> _Problem_: Turn the listing, from the line with "staticText: So., 22. Aug. (27, 128, 195, 167)" to its last line, into a Markdown table with the columns No. and Entry. Give each line its row number and skip any blank lines.

+++ Dataset excerpts

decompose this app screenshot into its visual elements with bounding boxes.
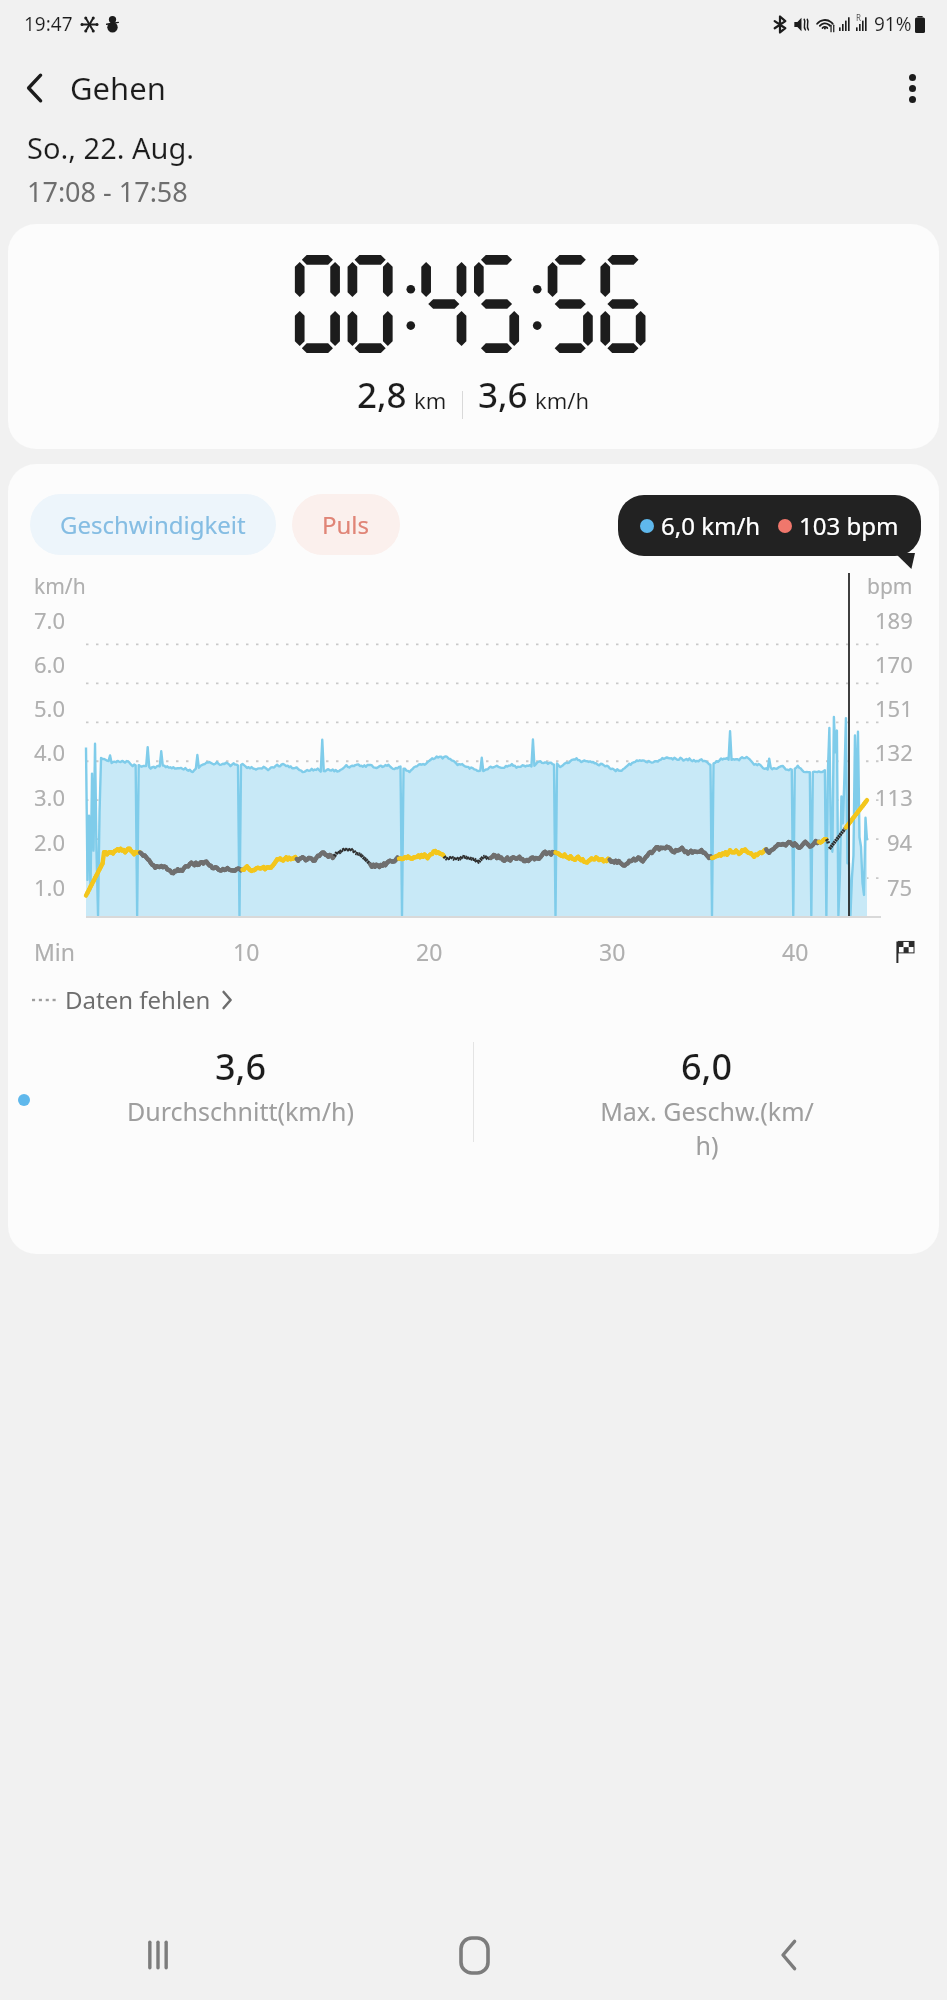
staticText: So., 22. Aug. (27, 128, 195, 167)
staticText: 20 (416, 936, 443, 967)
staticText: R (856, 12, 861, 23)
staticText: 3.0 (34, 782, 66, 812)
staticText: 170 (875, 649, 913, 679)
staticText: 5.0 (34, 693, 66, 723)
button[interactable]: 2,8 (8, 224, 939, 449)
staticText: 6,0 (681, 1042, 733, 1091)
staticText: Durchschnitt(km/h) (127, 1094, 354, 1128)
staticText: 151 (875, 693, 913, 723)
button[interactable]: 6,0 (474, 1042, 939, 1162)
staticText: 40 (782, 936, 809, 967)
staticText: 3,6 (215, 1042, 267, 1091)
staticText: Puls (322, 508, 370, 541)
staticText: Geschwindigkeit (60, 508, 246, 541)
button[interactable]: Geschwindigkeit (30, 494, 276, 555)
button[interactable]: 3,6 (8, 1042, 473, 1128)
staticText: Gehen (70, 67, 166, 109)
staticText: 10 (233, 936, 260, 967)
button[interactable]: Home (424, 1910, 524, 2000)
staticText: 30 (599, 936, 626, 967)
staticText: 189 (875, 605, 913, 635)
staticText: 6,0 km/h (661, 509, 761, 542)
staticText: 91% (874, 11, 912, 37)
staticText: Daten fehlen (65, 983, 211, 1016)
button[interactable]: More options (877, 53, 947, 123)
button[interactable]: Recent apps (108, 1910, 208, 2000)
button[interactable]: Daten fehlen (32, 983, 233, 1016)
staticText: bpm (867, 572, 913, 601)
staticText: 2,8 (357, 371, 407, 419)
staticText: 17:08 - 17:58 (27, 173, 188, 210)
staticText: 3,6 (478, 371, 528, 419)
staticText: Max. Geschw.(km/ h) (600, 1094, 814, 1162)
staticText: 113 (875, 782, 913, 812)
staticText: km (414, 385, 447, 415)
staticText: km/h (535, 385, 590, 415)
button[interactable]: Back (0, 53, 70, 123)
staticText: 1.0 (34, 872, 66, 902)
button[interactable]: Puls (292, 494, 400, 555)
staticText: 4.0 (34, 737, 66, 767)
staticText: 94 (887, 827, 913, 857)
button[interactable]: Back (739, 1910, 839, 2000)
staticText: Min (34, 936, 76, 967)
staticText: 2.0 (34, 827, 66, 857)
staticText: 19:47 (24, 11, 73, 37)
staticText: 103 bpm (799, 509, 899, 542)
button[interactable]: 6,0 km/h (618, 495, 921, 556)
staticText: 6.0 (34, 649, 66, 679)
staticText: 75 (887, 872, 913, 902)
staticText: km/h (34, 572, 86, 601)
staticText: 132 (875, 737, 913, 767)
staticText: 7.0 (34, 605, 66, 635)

++++++

> _Output of the task_:
| No. | Entry |
|---|---|
| 1 | staticText: So., 22. Aug. (27, 128, 195, 167) |
| 2 | staticText: 20 (416, 936, 443, 967) |
| 3 | staticText: R (856, 12, 861, 23) |
| 4 | staticText: 3.0 (34, 782, 66, 812) |
| 5 | staticText: 170 (875, 649, 913, 679) |
| 6 | staticText: 5.0 (34, 693, 66, 723) |
| 7 | button[interactable]: 2,8 (8, 224, 939, 449) |
| 8 | staticText: 6,0 (681, 1042, 733, 1091) |
| 9 | staticText: Durchschnitt(km/h) (127, 1094, 354, 1128) |
| 10 | staticText: 151 (875, 693, 913, 723) |
| 11 | button[interactable]: 6,0 (474, 1042, 939, 1162) |
| 12 | staticText: 40 (782, 936, 809, 967) |
| 13 | staticText: 3,6 (215, 1042, 267, 1091) |
| 14 | staticText: Puls (322, 508, 370, 541) |
| 15 | staticText: Geschwindigkeit (60, 508, 246, 541) |
| 16 | button[interactable]: Geschwindigkeit (30, 494, 276, 555) |
| 17 | button[interactable]: 3,6 (8, 1042, 473, 1128) |
| 18 | staticText: Gehen (70, 67, 166, 109) |
| 19 | staticText: 10 (233, 936, 260, 967) |
| 20 | button[interactable]: Home (424, 1910, 524, 2000) |
| 21 | staticText: 30 (599, 936, 626, 967) |
| 22 | staticText: 189 (875, 605, 913, 635) |
| 23 | staticText: 6,0 km/h (661, 509, 761, 542) |
| 24 | staticText: 91% (874, 11, 912, 37) |
| 25 | staticText: Daten fehlen (65, 983, 211, 1016) |
| 26 | button[interactable]: More options (877, 53, 947, 123) |
| 27 | button[interactable]: Recent apps (108, 1910, 208, 2000) |
| 28 | button[interactable]: Daten fehlen (32, 983, 233, 1016) |
| 29 | staticText: bpm (867, 572, 913, 601) |
| 30 | staticText: 2,8 (357, 371, 407, 419) |
| 31 | staticText: 17:08 - 17:58 (27, 173, 188, 210) |
| 32 | staticText: 3,6 (478, 371, 528, 419) |
| 33 | staticText: Max. Geschw.(km/ h) (600, 1094, 814, 1162) |
| 34 | staticText: 113 (875, 782, 913, 812) |
| 35 | staticText: km (414, 385, 447, 415) |
| 36 | staticText: km/h (535, 385, 590, 415) |
| 37 | button[interactable]: Back (0, 53, 70, 123) |
| 38 | staticText: 1.0 (34, 872, 66, 902) |
| 39 | button[interactable]: Puls (292, 494, 400, 555) |
| 40 | staticText: 4.0 (34, 737, 66, 767) |
| 41 | staticText: 94 (887, 827, 913, 857) |
| 42 | button[interactable]: Back (739, 1910, 839, 2000) |
| 43 | staticText: Min (34, 936, 76, 967) |
| 44 | staticText: 2.0 (34, 827, 66, 857) |
| 45 | staticText: 19:47 (24, 11, 73, 37) |
| 46 | staticText: 103 bpm (799, 509, 899, 542) |
| 47 | button[interactable]: 6,0 km/h (618, 495, 921, 556) |
| 48 | staticText: 6.0 (34, 649, 66, 679) |
| 49 | staticText: 75 (887, 872, 913, 902) |
| 50 | staticText: km/h (34, 572, 86, 601) |
| 51 | staticText: 132 (875, 737, 913, 767) |
| 52 | staticText: 7.0 (34, 605, 66, 635) |